%%

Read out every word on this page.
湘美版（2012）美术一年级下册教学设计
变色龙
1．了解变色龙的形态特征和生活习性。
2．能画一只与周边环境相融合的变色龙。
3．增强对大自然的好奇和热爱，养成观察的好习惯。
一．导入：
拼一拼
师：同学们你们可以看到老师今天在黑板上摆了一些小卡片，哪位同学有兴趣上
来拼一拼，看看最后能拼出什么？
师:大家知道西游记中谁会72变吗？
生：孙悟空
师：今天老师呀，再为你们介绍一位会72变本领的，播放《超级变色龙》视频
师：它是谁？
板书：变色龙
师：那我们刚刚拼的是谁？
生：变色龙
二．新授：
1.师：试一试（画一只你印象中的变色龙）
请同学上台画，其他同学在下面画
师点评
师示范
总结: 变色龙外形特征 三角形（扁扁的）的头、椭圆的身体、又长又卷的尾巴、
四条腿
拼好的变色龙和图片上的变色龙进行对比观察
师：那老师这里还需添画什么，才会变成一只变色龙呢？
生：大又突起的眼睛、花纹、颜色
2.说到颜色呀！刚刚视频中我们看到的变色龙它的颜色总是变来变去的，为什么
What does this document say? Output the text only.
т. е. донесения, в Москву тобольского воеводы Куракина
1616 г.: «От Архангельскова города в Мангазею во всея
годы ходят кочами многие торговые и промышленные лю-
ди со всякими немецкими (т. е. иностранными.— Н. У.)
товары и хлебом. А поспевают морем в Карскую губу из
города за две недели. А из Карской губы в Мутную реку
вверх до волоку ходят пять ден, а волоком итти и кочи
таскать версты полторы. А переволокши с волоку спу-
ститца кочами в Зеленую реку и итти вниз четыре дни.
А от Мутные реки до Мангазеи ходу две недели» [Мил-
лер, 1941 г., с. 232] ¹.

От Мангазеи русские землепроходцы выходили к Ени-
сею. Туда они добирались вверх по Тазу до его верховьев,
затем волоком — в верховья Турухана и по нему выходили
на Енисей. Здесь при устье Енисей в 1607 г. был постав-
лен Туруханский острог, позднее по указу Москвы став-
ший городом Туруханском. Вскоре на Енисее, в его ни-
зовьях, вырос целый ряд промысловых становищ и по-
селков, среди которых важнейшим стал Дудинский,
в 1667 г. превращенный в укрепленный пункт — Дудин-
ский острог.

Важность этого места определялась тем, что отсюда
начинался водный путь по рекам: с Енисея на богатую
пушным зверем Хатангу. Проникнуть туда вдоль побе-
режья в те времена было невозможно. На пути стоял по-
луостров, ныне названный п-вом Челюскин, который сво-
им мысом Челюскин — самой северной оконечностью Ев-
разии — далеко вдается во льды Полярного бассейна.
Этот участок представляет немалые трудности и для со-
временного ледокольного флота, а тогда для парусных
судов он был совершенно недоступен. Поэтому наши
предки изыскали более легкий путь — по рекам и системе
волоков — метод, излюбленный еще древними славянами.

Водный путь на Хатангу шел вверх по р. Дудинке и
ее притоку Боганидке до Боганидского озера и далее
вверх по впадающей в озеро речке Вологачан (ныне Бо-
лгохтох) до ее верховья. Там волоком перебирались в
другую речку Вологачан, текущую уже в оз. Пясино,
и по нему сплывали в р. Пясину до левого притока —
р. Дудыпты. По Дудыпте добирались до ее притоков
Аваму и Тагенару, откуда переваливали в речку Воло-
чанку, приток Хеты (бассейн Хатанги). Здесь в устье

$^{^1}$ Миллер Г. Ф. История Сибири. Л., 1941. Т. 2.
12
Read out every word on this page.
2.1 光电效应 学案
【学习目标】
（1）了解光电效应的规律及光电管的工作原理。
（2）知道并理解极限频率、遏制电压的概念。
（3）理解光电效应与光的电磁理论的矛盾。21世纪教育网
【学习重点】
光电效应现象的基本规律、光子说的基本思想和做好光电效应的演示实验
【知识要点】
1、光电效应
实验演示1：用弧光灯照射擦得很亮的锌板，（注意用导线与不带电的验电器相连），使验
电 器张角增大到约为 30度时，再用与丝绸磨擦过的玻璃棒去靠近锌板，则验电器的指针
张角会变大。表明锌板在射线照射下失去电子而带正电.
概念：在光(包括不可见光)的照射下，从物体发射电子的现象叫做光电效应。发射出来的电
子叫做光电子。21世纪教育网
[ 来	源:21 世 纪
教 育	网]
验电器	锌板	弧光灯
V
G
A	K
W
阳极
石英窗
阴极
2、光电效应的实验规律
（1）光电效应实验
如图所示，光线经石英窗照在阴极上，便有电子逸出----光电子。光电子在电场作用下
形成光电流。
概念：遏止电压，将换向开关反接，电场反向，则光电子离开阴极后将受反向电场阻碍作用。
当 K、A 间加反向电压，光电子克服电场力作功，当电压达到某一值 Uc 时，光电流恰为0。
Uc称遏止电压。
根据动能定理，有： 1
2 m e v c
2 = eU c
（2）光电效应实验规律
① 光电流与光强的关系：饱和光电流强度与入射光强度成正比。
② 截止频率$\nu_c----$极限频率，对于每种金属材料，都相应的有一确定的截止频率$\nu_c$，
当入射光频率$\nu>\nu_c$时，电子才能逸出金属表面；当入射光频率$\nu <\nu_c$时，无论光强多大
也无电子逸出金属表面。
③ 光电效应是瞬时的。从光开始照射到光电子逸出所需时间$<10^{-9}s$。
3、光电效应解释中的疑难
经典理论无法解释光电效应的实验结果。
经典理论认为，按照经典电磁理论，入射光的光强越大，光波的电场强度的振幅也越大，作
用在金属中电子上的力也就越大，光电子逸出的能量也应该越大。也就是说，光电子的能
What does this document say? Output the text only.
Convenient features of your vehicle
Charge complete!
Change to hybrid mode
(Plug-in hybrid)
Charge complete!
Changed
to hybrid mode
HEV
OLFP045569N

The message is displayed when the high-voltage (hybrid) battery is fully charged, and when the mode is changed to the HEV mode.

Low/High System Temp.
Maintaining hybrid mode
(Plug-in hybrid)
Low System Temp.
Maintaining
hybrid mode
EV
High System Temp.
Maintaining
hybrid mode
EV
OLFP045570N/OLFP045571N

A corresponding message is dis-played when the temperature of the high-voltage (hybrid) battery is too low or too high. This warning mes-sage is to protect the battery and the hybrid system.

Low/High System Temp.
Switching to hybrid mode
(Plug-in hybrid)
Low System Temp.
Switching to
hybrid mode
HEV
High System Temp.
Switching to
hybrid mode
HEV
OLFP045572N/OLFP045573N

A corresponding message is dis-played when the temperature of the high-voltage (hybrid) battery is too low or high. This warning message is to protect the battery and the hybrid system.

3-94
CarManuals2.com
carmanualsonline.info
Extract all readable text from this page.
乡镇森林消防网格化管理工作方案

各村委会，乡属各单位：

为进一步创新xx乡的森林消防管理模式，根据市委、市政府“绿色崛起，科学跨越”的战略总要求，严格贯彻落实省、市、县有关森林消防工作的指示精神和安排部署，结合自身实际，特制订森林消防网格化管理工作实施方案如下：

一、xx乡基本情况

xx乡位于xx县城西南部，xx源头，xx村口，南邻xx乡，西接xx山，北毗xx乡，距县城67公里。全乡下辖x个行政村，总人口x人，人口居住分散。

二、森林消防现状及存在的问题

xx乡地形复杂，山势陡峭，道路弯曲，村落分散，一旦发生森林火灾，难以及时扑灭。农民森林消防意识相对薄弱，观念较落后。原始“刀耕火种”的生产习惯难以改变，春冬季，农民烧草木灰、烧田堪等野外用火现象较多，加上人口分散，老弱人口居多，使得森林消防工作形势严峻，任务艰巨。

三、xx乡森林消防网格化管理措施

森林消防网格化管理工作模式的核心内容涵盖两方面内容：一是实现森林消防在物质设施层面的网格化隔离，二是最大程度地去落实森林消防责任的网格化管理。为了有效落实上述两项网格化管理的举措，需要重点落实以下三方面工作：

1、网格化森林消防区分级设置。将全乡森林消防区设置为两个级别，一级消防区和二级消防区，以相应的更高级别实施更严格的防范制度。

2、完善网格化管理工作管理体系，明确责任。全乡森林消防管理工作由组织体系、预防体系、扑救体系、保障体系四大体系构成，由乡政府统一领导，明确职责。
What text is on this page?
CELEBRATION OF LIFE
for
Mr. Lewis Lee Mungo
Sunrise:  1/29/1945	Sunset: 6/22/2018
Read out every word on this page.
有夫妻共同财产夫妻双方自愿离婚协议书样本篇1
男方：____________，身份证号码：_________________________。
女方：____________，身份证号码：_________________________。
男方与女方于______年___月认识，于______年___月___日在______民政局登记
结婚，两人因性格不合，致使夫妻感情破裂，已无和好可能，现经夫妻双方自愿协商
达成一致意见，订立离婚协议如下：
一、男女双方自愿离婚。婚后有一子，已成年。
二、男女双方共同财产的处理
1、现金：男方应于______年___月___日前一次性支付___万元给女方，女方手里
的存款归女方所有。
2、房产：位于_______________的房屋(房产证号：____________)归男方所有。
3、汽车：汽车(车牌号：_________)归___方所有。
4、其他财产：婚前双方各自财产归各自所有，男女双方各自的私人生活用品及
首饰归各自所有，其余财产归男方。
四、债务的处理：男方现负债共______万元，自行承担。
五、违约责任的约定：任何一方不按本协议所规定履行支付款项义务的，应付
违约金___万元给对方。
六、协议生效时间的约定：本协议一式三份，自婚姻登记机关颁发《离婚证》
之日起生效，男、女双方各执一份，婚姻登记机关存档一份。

%%

# PROBLEM STATEMENT
Scan the lines for the string "Здесь". Copy out each line that matches.

# ANSWER FOR THIS EXERCISE
на Енисей. Здесь при устье Енисей в 1607 г. был постав-
чанку, приток Хеты (бассейн Хатанги). Здесь в устье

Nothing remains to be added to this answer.